**Requirement:** The complete listing should be restated exactly.

**Data for the task:**
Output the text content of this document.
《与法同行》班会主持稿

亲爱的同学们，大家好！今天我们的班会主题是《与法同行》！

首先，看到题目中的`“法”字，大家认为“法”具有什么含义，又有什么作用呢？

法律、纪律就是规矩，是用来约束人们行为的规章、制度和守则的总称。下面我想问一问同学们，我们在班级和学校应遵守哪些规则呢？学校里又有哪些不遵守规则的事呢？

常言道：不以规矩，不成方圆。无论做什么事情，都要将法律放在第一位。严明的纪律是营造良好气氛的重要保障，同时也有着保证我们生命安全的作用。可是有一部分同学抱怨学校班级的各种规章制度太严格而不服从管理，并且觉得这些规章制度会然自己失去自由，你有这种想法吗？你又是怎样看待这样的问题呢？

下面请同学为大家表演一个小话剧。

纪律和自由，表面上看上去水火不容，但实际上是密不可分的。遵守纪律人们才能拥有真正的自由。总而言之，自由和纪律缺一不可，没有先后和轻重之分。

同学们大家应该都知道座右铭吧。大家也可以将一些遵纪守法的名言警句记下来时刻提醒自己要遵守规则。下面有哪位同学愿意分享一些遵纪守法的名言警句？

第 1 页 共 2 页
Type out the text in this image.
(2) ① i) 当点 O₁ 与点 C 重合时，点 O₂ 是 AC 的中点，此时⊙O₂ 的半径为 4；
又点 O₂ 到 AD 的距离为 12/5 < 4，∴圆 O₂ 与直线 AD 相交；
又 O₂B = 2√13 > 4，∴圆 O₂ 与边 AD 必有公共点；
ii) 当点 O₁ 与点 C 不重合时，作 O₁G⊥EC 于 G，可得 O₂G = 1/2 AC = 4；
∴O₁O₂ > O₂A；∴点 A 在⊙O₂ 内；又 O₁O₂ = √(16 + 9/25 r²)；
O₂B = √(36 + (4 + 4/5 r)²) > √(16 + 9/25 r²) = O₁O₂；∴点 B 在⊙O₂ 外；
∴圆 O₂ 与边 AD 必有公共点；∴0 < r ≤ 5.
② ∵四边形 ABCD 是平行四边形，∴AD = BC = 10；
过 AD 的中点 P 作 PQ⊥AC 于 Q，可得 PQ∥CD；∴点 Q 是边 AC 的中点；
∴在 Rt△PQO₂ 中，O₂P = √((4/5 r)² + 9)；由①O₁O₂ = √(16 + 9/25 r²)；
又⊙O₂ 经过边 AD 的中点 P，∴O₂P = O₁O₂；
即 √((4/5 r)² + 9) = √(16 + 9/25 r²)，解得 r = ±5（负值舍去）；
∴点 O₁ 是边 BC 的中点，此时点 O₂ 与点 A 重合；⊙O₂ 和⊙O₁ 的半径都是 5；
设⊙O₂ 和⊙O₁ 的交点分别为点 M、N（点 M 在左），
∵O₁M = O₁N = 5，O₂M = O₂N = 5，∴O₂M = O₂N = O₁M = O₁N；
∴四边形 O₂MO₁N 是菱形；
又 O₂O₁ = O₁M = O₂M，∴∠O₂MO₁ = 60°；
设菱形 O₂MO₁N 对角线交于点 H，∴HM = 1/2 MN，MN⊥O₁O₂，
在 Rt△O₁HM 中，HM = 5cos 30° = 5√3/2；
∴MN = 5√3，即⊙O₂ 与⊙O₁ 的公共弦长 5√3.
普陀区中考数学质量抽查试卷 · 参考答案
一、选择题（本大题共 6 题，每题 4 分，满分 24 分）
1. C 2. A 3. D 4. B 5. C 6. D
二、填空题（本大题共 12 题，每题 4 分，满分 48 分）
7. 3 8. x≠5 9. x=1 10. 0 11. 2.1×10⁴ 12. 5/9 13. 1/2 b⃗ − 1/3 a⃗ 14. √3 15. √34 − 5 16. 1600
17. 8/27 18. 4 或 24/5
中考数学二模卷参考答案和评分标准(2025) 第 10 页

**Result of this task:**
Output the text content of this document.
《与法同行》班会主持稿

亲爱的同学们，大家好！今天我们的班会主题是《与法同行》！

首先，看到题目中的`“法”字，大家认为“法”具有什么含义，又有什么作用呢？

法律、纪律就是规矩，是用来约束人们行为的规章、制度和守则的总称。下面我想问一问同学们，我们在班级和学校应遵守哪些规则呢？学校里又有哪些不遵守规则的事呢？

常言道：不以规矩，不成方圆。无论做什么事情，都要将法律放在第一位。严明的纪律是营造良好气氛的重要保障，同时也有着保证我们生命安全的作用。可是有一部分同学抱怨学校班级的各种规章制度太严格而不服从管理，并且觉得这些规章制度会然自己失去自由，你有这种想法吗？你又是怎样看待这样的问题呢？

下面请同学为大家表演一个小话剧。

纪律和自由，表面上看上去水火不容，但实际上是密不可分的。遵守纪律人们才能拥有真正的自由。总而言之，自由和纪律缺一不可，没有先后和轻重之分。

同学们大家应该都知道座右铭吧。大家也可以将一些遵纪守法的名言警句记下来时刻提醒自己要遵守规则。下面有哪位同学愿意分享一些遵纪守法的名言警句？

第 1 页 共 2 页
Type out the text in this image.
(2) ① i) 当点 O₁ 与点 C 重合时，点 O₂ 是 AC 的中点，此时⊙O₂ 的半径为 4；
又点 O₂ 到 AD 的距离为 12/5 < 4，∴圆 O₂ 与直线 AD 相交；
又 O₂B = 2√13 > 4，∴圆 O₂ 与边 AD 必有公共点；
ii) 当点 O₁ 与点 C 不重合时，作 O₁G⊥EC 于 G，可得 O₂G = 1/2 AC = 4；
∴O₁O₂ > O₂A；∴点 A 在⊙O₂ 内；又 O₁O₂ = √(16 + 9/25 r²)；
O₂B = √(36 + (4 + 4/5 r)²) > √(16 + 9/25 r²) = O₁O₂；∴点 B 在⊙O₂ 外；
∴圆 O₂ 与边 AD 必有公共点；∴0 < r ≤ 5.
② ∵四边形 ABCD 是平行四边形，∴AD = BC = 10；
过 AD 的中点 P 作 PQ⊥AC 于 Q，可得 PQ∥CD；∴点 Q 是边 AC 的中点；
∴在 Rt△PQO₂ 中，O₂P = √((4/5 r)² + 9)；由①O₁O₂ = √(16 + 9/25 r²)；
又⊙O₂ 经过边 AD 的中点 P，∴O₂P = O₁O₂；
即 √((4/5 r)² + 9) = √(16 + 9/25 r²)，解得 r = ±5（负值舍去）；
∴点 O₁ 是边 BC 的中点，此时点 O₂ 与点 A 重合；⊙O₂ 和⊙O₁ 的半径都是 5；
设⊙O₂ 和⊙O₁ 的交点分别为点 M、N（点 M 在左），
∵O₁M = O₁N = 5，O₂M = O₂N = 5，∴O₂M = O₂N = O₁M = O₁N；
∴四边形 O₂MO₁N 是菱形；
又 O₂O₁ = O₁M = O₂M，∴∠O₂MO₁ = 60°；
设菱形 O₂MO₁N 对角线交于点 H，∴HM = 1/2 MN，MN⊥O₁O₂，
在 Rt△O₁HM 中，HM = 5cos 30° = 5√3/2；
∴MN = 5√3，即⊙O₂ 与⊙O₁ 的公共弦长 5√3.
普陀区中考数学质量抽查试卷 · 参考答案
一、选择题（本大题共 6 题，每题 4 分，满分 24 分）
1. C 2. A 3. D 4. B 5. C 6. D
二、填空题（本大题共 12 题，每题 4 分，满分 48 分）
7. 3 8. x≠5 9. x=1 10. 0 11. 2.1×10⁴ 12. 5/9 13. 1/2 b⃗ − 1/3 a⃗ 14. √3 15. √34 − 5 16. 1600
17. 8/27 18. 4 或 24/5
中考数学二模卷参考答案和评分标准(2025) 第 10 页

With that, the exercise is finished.